**EXERCISE BRIEF**
Please convert every line of the records below into a Markdown table with two columns, Row and Line. Number the rows and leave out blank lines.

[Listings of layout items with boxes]
***

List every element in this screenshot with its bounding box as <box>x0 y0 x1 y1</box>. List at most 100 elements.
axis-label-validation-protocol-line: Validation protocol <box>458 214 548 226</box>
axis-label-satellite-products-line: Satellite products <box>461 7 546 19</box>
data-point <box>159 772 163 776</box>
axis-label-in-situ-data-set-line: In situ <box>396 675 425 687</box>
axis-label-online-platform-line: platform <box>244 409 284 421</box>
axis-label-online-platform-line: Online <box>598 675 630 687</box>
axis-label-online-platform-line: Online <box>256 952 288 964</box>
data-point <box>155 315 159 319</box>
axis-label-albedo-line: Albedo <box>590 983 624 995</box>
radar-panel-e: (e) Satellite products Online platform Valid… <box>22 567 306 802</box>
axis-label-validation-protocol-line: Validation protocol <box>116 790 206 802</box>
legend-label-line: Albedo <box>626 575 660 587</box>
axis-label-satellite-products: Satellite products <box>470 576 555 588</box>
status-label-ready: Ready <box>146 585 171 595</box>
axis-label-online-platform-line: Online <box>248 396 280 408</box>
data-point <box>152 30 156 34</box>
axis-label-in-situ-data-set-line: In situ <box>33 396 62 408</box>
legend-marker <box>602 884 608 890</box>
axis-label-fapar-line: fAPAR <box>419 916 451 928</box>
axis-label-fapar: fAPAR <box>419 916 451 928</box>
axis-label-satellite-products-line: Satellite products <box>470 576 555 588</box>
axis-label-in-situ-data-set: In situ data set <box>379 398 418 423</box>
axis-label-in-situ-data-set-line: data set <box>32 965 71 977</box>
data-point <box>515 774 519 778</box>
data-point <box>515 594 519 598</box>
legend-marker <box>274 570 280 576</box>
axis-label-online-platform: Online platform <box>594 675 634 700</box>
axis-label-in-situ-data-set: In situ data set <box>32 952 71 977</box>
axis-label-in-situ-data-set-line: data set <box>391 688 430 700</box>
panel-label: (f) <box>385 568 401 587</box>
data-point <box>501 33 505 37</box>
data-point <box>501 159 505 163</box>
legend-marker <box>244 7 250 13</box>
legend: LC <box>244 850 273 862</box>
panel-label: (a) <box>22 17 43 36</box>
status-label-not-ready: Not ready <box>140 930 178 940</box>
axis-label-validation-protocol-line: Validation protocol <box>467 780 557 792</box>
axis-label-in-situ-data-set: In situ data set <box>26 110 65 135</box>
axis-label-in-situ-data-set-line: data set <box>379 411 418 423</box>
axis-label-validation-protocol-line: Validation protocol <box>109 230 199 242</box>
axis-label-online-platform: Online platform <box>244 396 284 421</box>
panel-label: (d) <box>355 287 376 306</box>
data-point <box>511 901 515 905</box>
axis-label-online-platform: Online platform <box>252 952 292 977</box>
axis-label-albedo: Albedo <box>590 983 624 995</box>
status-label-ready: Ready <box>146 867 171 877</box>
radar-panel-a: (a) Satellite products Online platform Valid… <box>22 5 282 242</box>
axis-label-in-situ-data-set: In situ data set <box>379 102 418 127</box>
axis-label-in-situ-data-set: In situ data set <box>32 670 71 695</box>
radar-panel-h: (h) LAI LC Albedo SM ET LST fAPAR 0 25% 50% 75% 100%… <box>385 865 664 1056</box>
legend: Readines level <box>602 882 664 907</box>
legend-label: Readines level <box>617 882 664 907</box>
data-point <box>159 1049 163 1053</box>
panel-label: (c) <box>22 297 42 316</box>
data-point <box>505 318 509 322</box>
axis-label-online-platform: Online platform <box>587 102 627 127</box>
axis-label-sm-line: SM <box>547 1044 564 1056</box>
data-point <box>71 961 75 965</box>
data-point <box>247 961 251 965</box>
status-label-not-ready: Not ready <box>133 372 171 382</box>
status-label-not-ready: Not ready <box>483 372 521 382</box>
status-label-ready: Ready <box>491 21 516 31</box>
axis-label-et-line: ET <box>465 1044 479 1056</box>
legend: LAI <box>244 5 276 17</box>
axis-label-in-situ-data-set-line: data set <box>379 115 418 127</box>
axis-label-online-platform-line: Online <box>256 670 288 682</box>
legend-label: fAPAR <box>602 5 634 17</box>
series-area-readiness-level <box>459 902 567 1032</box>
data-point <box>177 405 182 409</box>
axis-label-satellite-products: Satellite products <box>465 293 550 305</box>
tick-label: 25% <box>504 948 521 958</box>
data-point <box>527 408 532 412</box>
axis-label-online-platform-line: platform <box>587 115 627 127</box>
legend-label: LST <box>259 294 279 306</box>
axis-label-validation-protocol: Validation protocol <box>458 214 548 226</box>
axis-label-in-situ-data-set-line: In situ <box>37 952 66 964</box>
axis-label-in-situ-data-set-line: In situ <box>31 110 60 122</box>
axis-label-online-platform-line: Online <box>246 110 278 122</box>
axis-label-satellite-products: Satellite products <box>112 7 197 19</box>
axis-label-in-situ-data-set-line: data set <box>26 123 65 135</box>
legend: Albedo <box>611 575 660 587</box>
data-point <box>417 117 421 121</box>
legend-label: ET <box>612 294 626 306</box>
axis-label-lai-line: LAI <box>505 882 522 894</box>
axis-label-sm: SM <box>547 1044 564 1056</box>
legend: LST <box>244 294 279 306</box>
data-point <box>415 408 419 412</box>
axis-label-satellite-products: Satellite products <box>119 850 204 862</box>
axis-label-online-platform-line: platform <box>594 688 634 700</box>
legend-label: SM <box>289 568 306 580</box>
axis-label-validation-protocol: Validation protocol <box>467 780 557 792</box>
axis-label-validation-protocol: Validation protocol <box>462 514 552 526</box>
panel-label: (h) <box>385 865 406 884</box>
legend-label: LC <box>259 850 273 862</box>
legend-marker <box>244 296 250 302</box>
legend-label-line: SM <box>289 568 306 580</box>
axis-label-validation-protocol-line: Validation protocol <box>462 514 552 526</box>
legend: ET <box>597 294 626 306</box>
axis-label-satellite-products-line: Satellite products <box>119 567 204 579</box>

***

**RESULT OF THIS TASK**
| Row | Line |
|---|---|
| 1 | List every element in this screenshot with its bounding box as <box>x0 y0 x1 y1</box>. List at most 100 elements. |
| 2 | axis-label-validation-protocol-line: Validation protocol <box>458 214 548 226</box> |
| 3 | axis-label-satellite-products-line: Satellite products <box>461 7 546 19</box> |
| 4 | data-point <box>159 772 163 776</box> |
| 5 | axis-label-in-situ-data-set-line: In situ <box>396 675 425 687</box> |
| 6 | axis-label-online-platform-line: platform <box>244 409 284 421</box> |
| 7 | axis-label-online-platform-line: Online <box>598 675 630 687</box> |
| 8 | axis-label-online-platform-line: Online <box>256 952 288 964</box> |
| 9 | data-point <box>155 315 159 319</box> |
| 10 | axis-label-albedo-line: Albedo <box>590 983 624 995</box> |
| 11 | radar-panel-e: (e) Satellite products Online platform Valid… <box>22 567 306 802</box> |
| 12 | axis-label-validation-protocol-line: Validation protocol <box>116 790 206 802</box> |
| 13 | legend-label-line: Albedo <box>626 575 660 587</box> |
| 14 | axis-label-satellite-products: Satellite products <box>470 576 555 588</box> |
| 15 | status-label-ready: Ready <box>146 585 171 595</box> |
| 16 | axis-label-online-platform-line: Online <box>248 396 280 408</box> |
| 17 | data-point <box>152 30 156 34</box> |
| 18 | axis-label-in-situ-data-set-line: In situ <box>33 396 62 408</box> |
| 19 | legend-marker <box>602 884 608 890</box> |
| 20 | axis-label-fapar-line: fAPAR <box>419 916 451 928</box> |
| 21 | axis-label-fapar: fAPAR <box>419 916 451 928</box> |
| 22 | axis-label-satellite-products-line: Satellite products <box>470 576 555 588</box> |
| 23 | axis-label-in-situ-data-set: In situ data set <box>379 398 418 423</box> |
| 24 | axis-label-in-situ-data-set-line: data set <box>32 965 71 977</box> |
| 25 | data-point <box>515 774 519 778</box> |
| 26 | data-point <box>515 594 519 598</box> |
| 27 | legend-marker <box>274 570 280 576</box> |
| 28 | axis-label-online-platform: Online platform <box>594 675 634 700</box> |
| 29 | axis-label-in-situ-data-set: In situ data set <box>32 952 71 977</box> |
| 30 | axis-label-in-situ-data-set-line: data set <box>391 688 430 700</box> |
| 31 | panel-label: (f) <box>385 568 401 587</box> |
| 32 | data-point <box>501 33 505 37</box> |
| 33 | data-point <box>501 159 505 163</box> |
| 34 | legend-marker <box>244 7 250 13</box> |
| 35 | legend: LC <box>244 850 273 862</box> |
| 36 | panel-label: (a) <box>22 17 43 36</box> |
| 37 | status-label-not-ready: Not ready <box>140 930 178 940</box> |
| 38 | axis-label-validation-protocol-line: Validation protocol <box>467 780 557 792</box> |
| 39 | axis-label-in-situ-data-set: In situ data set <box>26 110 65 135</box> |
| 40 | axis-label-in-situ-data-set-line: data set <box>379 411 418 423</box> |
| 41 | axis-label-validation-protocol-line: Validation protocol <box>109 230 199 242</box> |
| 42 | axis-label-online-platform: Online platform <box>244 396 284 421</box> |
| 43 | panel-label: (d) <box>355 287 376 306</box> |
| 44 | data-point <box>511 901 515 905</box> |
| 45 | axis-label-online-platform: Online platform <box>252 952 292 977</box> |
| 46 | axis-label-albedo: Albedo <box>590 983 624 995</box> |
| 47 | status-label-ready: Ready <box>146 867 171 877</box> |
| 48 | radar-panel-a: (a) Satellite products Online platform Valid… <box>22 5 282 242</box> |
| 49 | axis-label-in-situ-data-set: In situ data set <box>379 102 418 127</box> |
| 50 | axis-label-in-situ-data-set: In situ data set <box>32 670 71 695</box> |
| 51 | radar-panel-h: (h) LAI LC Albedo SM ET LST fAPAR 0 25% 50% 75% 100%… <box>385 865 664 1056</box> |
| 52 | legend: Readines level <box>602 882 664 907</box> |
| 53 | legend-label: Readines level <box>617 882 664 907</box> |
| 54 | data-point <box>159 1049 163 1053</box> |
| 55 | panel-label: (c) <box>22 297 42 316</box> |
| 56 | data-point <box>505 318 509 322</box> |
| 57 | axis-label-online-platform: Online platform <box>587 102 627 127</box> |
| 58 | axis-label-sm-line: SM <box>547 1044 564 1056</box> |
| 59 | data-point <box>71 961 75 965</box> |
| 60 | data-point <box>247 961 251 965</box> |
| 61 | status-label-not-ready: Not ready <box>133 372 171 382</box> |
| 62 | status-label-not-ready: Not ready <box>483 372 521 382</box> |
| 63 | status-label-ready: Ready <box>491 21 516 31</box> |
| 64 | axis-label-et-line: ET <box>465 1044 479 1056</box> |
| 65 | legend: LAI <box>244 5 276 17</box> |
| 66 | axis-label-in-situ-data-set-line: data set <box>379 115 418 127</box> |
| 67 | axis-label-online-platform-line: Online <box>256 670 288 682</box> |
| 68 | legend-label: fAPAR <box>602 5 634 17</box> |
| 69 | series-area-readiness-level <box>459 902 567 1032</box> |
| 70 | data-point <box>177 405 182 409</box> |
| 71 | axis-label-satellite-products: Satellite products <box>465 293 550 305</box> |
| 72 | tick-label: 25% <box>504 948 521 958</box> |
| 73 | data-point <box>527 408 532 412</box> |
| 74 | axis-label-online-platform-line: platform <box>587 115 627 127</box> |
| 75 | legend-label: LST <box>259 294 279 306</box> |
| 76 | axis-label-validation-protocol: Validation protocol <box>458 214 548 226</box> |
| 77 | axis-label-in-situ-data-set-line: In situ <box>37 952 66 964</box> |
| 78 | axis-label-in-situ-data-set-line: In situ <box>31 110 60 122</box> |
| 79 | axis-label-online-platform-line: Online <box>246 110 278 122</box> |
| 80 | axis-label-satellite-products: Satellite products <box>112 7 197 19</box> |
| 81 | axis-label-in-situ-data-set-line: data set <box>26 123 65 135</box> |
| 82 | legend: Albedo <box>611 575 660 587</box> |
| 83 | data-point <box>417 117 421 121</box> |
| 84 | legend-label: ET <box>612 294 626 306</box> |
| 85 | axis-label-lai-line: LAI <box>505 882 522 894</box> |
| 86 | axis-label-sm: SM <box>547 1044 564 1056</box> |
| 87 | legend: LST <box>244 294 279 306</box> |
| 88 | data-point <box>415 408 419 412</box> |
| 89 | axis-label-satellite-products: Satellite products <box>119 850 204 862</box> |
| 90 | axis-label-online-platform-line: platform <box>594 688 634 700</box> |
| 91 | legend-label: SM <box>289 568 306 580</box> |
| 92 | axis-label-validation-protocol: Validation protocol <box>467 780 557 792</box> |
| 93 | axis-label-validation-protocol: Validation protocol <box>462 514 552 526</box> |
| 94 | panel-label: (h) <box>385 865 406 884</box> |
| 95 | legend-label: LC <box>259 850 273 862</box> |
| 96 | legend-marker <box>244 296 250 302</box> |
| 97 | legend-label-line: SM <box>289 568 306 580</box> |
| 98 | axis-label-validation-protocol-line: Validation protocol <box>462 514 552 526</box> |
| 99 | legend: ET <box>597 294 626 306</box> |
| 100 | axis-label-satellite-products-line: Satellite products <box>119 567 204 579</box> |